"""

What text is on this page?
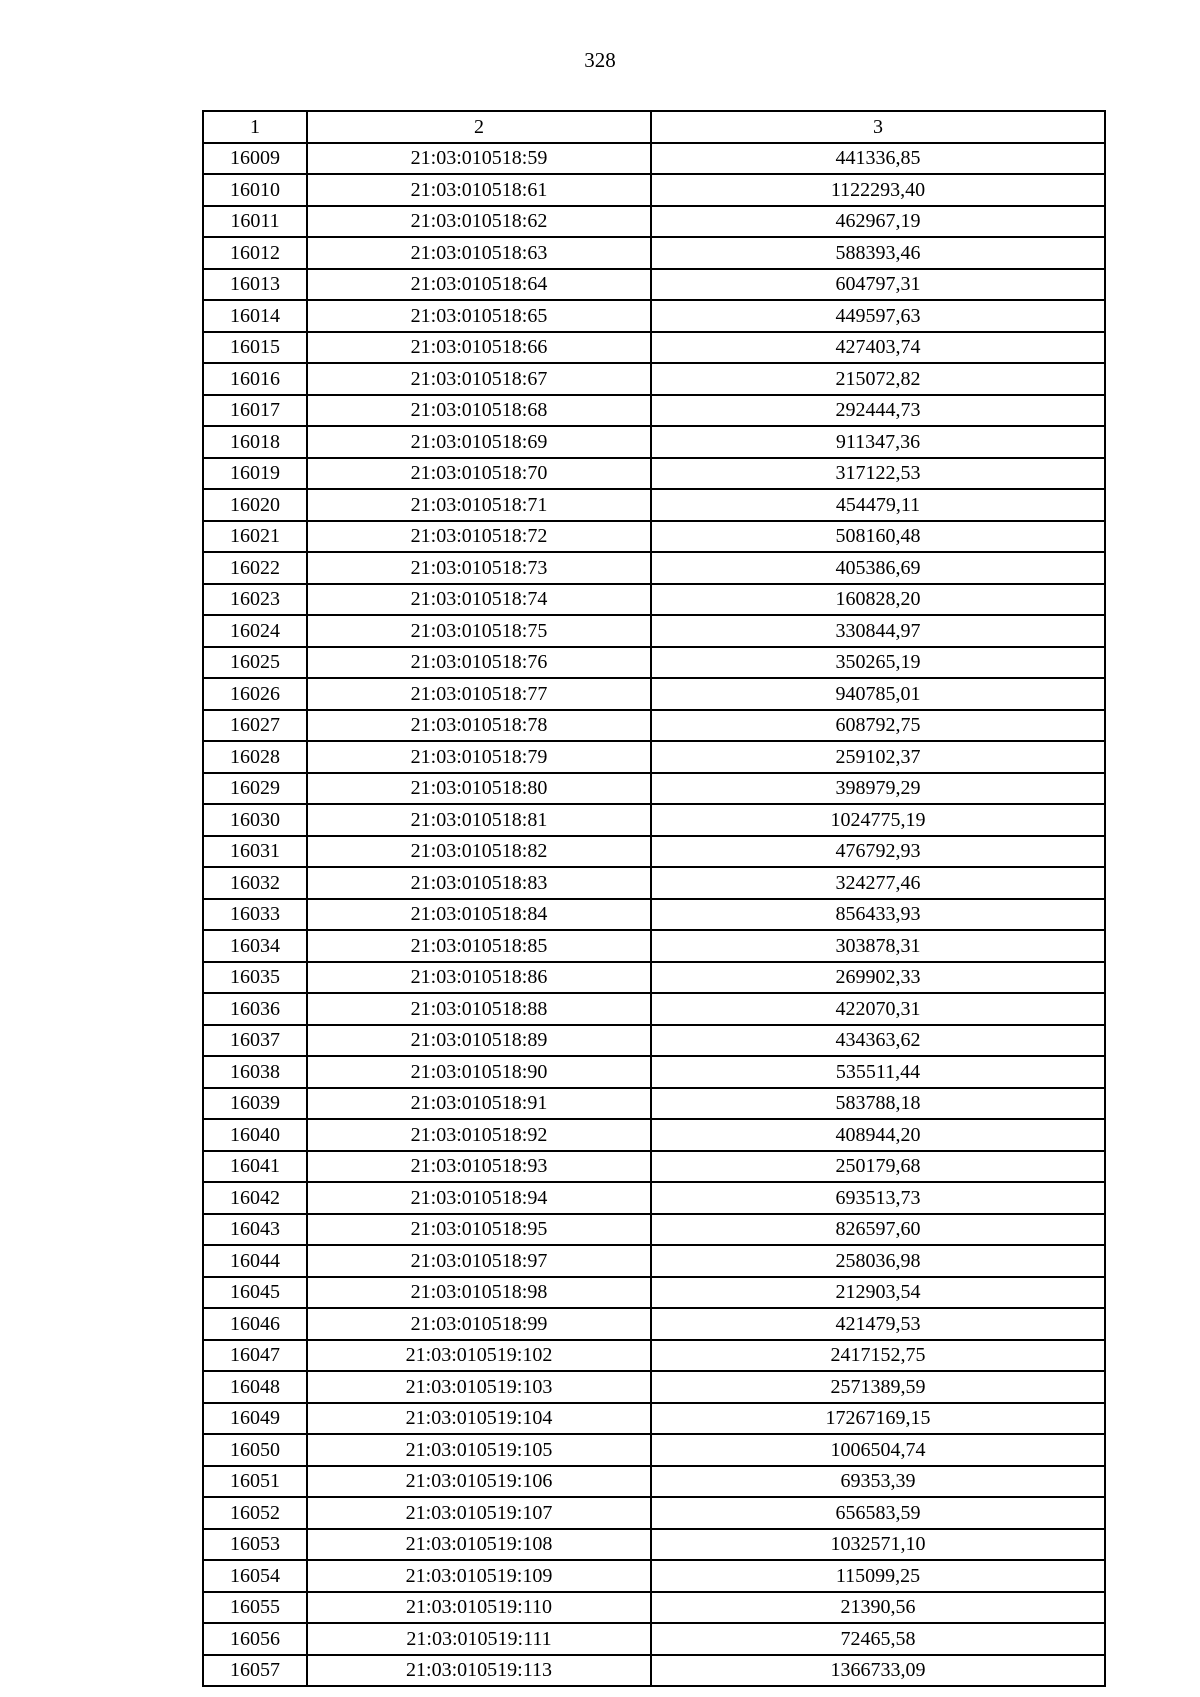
328
1	2	3
16009	21:03:010518:59	441336,85
16010	21:03:010518:61	1122293,40
16011	21:03:010518:62	462967,19
16012	21:03:010518:63	588393,46
16013	21:03:010518:64	604797,31
16014	21:03:010518:65	449597,63
16015	21:03:010518:66	427403,74
16016	21:03:010518:67	215072,82
16017	21:03:010518:68	292444,73
16018	21:03:010518:69	911347,36
16019	21:03:010518:70	317122,53
16020	21:03:010518:71	454479,11
16021	21:03:010518:72	508160,48
16022	21:03:010518:73	405386,69
16023	21:03:010518:74	160828,20
16024	21:03:010518:75	330844,97
16025	21:03:010518:76	350265,19
16026	21:03:010518:77	940785,01
16027	21:03:010518:78	608792,75
16028	21:03:010518:79	259102,37
16029	21:03:010518:80	398979,29
16030	21:03:010518:81	1024775,19
16031	21:03:010518:82	476792,93
16032	21:03:010518:83	324277,46
16033	21:03:010518:84	856433,93
16034	21:03:010518:85	303878,31
16035	21:03:010518:86	269902,33
16036	21:03:010518:88	422070,31
16037	21:03:010518:89	434363,62
16038	21:03:010518:90	535511,44
16039	21:03:010518:91	583788,18
16040	21:03:010518:92	408944,20
16041	21:03:010518:93	250179,68
16042	21:03:010518:94	693513,73
16043	21:03:010518:95	826597,60
16044	21:03:010518:97	258036,98
16045	21:03:010518:98	212903,54
16046	21:03:010518:99	421479,53
16047	21:03:010519:102	2417152,75
16048	21:03:010519:103	2571389,59
16049	21:03:010519:104	17267169,15
16050	21:03:010519:105	1006504,74
16051	21:03:010519:106	69353,39
16052	21:03:010519:107	656583,59
16053	21:03:010519:108	1032571,10
16054	21:03:010519:109	115099,25
16055	21:03:010519:110	21390,56
16056	21:03:010519:111	72465,58
16057	21:03:010519:113	1366733,09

"""

▶ What is needed
Each record should be quoted exactly, with the images omitted.

▶ Finished exercise
What text is on this page?
328
1	2	3
16009	21:03:010518:59	441336,85
16010	21:03:010518:61	1122293,40
16011	21:03:010518:62	462967,19
16012	21:03:010518:63	588393,46
16013	21:03:010518:64	604797,31
16014	21:03:010518:65	449597,63
16015	21:03:010518:66	427403,74
16016	21:03:010518:67	215072,82
16017	21:03:010518:68	292444,73
16018	21:03:010518:69	911347,36
16019	21:03:010518:70	317122,53
16020	21:03:010518:71	454479,11
16021	21:03:010518:72	508160,48
16022	21:03:010518:73	405386,69
16023	21:03:010518:74	160828,20
16024	21:03:010518:75	330844,97
16025	21:03:010518:76	350265,19
16026	21:03:010518:77	940785,01
16027	21:03:010518:78	608792,75
16028	21:03:010518:79	259102,37
16029	21:03:010518:80	398979,29
16030	21:03:010518:81	1024775,19
16031	21:03:010518:82	476792,93
16032	21:03:010518:83	324277,46
16033	21:03:010518:84	856433,93
16034	21:03:010518:85	303878,31
16035	21:03:010518:86	269902,33
16036	21:03:010518:88	422070,31
16037	21:03:010518:89	434363,62
16038	21:03:010518:90	535511,44
16039	21:03:010518:91	583788,18
16040	21:03:010518:92	408944,20
16041	21:03:010518:93	250179,68
16042	21:03:010518:94	693513,73
16043	21:03:010518:95	826597,60
16044	21:03:010518:97	258036,98
16045	21:03:010518:98	212903,54
16046	21:03:010518:99	421479,53
16047	21:03:010519:102	2417152,75
16048	21:03:010519:103	2571389,59
16049	21:03:010519:104	17267169,15
16050	21:03:010519:105	1006504,74
16051	21:03:010519:106	69353,39
16052	21:03:010519:107	656583,59
16053	21:03:010519:108	1032571,10
16054	21:03:010519:109	115099,25
16055	21:03:010519:110	21390,56
16056	21:03:010519:111	72465,58
16057	21:03:010519:113	1366733,09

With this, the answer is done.